Exercise prompt: Copy out the data below verbatim.

━━━ Supplied records

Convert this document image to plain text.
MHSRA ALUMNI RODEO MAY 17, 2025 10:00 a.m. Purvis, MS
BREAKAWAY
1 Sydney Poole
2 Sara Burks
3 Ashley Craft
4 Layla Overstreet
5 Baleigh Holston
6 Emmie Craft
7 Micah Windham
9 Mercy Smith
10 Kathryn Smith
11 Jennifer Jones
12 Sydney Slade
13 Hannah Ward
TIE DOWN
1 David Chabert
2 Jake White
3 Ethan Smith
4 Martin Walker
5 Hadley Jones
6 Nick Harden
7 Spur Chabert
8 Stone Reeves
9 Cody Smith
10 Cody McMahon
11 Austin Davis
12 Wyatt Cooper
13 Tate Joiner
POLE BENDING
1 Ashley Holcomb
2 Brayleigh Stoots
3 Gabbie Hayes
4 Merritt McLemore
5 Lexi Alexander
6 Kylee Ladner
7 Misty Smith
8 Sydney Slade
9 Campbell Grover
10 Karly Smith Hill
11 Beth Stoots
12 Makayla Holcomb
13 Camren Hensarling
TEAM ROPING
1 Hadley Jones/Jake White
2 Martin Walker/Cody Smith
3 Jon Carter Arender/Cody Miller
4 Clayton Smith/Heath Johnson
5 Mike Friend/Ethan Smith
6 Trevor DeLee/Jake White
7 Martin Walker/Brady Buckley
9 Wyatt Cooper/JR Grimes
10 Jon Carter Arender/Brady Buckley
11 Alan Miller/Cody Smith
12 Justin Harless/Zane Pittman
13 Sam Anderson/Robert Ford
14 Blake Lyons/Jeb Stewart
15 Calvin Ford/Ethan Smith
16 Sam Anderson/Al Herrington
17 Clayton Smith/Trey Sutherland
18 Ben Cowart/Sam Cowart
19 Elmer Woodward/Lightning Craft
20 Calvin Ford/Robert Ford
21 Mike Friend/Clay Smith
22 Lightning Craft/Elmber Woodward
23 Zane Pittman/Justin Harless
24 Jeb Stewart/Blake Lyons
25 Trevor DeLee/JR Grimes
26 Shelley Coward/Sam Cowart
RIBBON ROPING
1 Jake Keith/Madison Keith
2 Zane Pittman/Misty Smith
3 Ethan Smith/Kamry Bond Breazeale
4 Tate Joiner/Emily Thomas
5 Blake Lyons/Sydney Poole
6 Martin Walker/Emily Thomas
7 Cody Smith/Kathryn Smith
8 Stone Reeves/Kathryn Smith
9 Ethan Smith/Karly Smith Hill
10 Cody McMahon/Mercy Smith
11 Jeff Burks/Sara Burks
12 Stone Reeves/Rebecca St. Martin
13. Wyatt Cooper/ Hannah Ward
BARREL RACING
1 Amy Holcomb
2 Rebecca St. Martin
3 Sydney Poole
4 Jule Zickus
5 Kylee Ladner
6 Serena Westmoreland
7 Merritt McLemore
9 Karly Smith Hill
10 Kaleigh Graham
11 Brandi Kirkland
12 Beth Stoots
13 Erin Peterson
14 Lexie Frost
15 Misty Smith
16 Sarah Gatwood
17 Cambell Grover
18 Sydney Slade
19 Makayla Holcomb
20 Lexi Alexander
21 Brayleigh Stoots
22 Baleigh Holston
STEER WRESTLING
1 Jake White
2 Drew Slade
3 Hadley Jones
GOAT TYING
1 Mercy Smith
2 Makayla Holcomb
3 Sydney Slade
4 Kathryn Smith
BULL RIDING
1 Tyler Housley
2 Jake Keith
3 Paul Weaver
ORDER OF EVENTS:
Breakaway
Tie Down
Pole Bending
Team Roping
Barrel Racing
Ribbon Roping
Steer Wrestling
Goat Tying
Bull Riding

━━━━━━

Solution for this exercise:
Convert this document image to plain text.
MHSRA ALUMNI RODEO MAY 17, 2025 10:00 a.m. Purvis, MS
BREAKAWAY
1 Sydney Poole
2 Sara Burks
3 Ashley Craft
4 Layla Overstreet
5 Baleigh Holston
6 Emmie Craft
7 Micah Windham
9 Mercy Smith
10 Kathryn Smith
11 Jennifer Jones
12 Sydney Slade
13 Hannah Ward
TIE DOWN
1 David Chabert
2 Jake White
3 Ethan Smith
4 Martin Walker
5 Hadley Jones
6 Nick Harden
7 Spur Chabert
8 Stone Reeves
9 Cody Smith
10 Cody McMahon
11 Austin Davis
12 Wyatt Cooper
13 Tate Joiner
POLE BENDING
1 Ashley Holcomb
2 Brayleigh Stoots
3 Gabbie Hayes
4 Merritt McLemore
5 Lexi Alexander
6 Kylee Ladner
7 Misty Smith
8 Sydney Slade
9 Campbell Grover
10 Karly Smith Hill
11 Beth Stoots
12 Makayla Holcomb
13 Camren Hensarling
TEAM ROPING
1 Hadley Jones/Jake White
2 Martin Walker/Cody Smith
3 Jon Carter Arender/Cody Miller
4 Clayton Smith/Heath Johnson
5 Mike Friend/Ethan Smith
6 Trevor DeLee/Jake White
7 Martin Walker/Brady Buckley
9 Wyatt Cooper/JR Grimes
10 Jon Carter Arender/Brady Buckley
11 Alan Miller/Cody Smith
12 Justin Harless/Zane Pittman
13 Sam Anderson/Robert Ford
14 Blake Lyons/Jeb Stewart
15 Calvin Ford/Ethan Smith
16 Sam Anderson/Al Herrington
17 Clayton Smith/Trey Sutherland
18 Ben Cowart/Sam Cowart
19 Elmer Woodward/Lightning Craft
20 Calvin Ford/Robert Ford
21 Mike Friend/Clay Smith
22 Lightning Craft/Elmber Woodward
23 Zane Pittman/Justin Harless
24 Jeb Stewart/Blake Lyons
25 Trevor DeLee/JR Grimes
26 Shelley Coward/Sam Cowart
RIBBON ROPING
1 Jake Keith/Madison Keith
2 Zane Pittman/Misty Smith
3 Ethan Smith/Kamry Bond Breazeale
4 Tate Joiner/Emily Thomas
5 Blake Lyons/Sydney Poole
6 Martin Walker/Emily Thomas
7 Cody Smith/Kathryn Smith
8 Stone Reeves/Kathryn Smith
9 Ethan Smith/Karly Smith Hill
10 Cody McMahon/Mercy Smith
11 Jeff Burks/Sara Burks
12 Stone Reeves/Rebecca St. Martin
13. Wyatt Cooper/ Hannah Ward
BARREL RACING
1 Amy Holcomb
2 Rebecca St. Martin
3 Sydney Poole
4 Jule Zickus
5 Kylee Ladner
6 Serena Westmoreland
7 Merritt McLemore
9 Karly Smith Hill
10 Kaleigh Graham
11 Brandi Kirkland
12 Beth Stoots
13 Erin Peterson
14 Lexie Frost
15 Misty Smith
16 Sarah Gatwood
17 Cambell Grover
18 Sydney Slade
19 Makayla Holcomb
20 Lexi Alexander
21 Brayleigh Stoots
22 Baleigh Holston
STEER WRESTLING
1 Jake White
2 Drew Slade
3 Hadley Jones
GOAT TYING
1 Mercy Smith
2 Makayla Holcomb
3 Sydney Slade
4 Kathryn Smith
BULL RIDING
1 Tyler Housley
2 Jake Keith
3 Paul Weaver
ORDER OF EVENTS:
Breakaway
Tie Down
Pole Bending
Team Roping
Barrel Racing
Ribbon Roping
Steer Wrestling
Goat Tying
Bull Riding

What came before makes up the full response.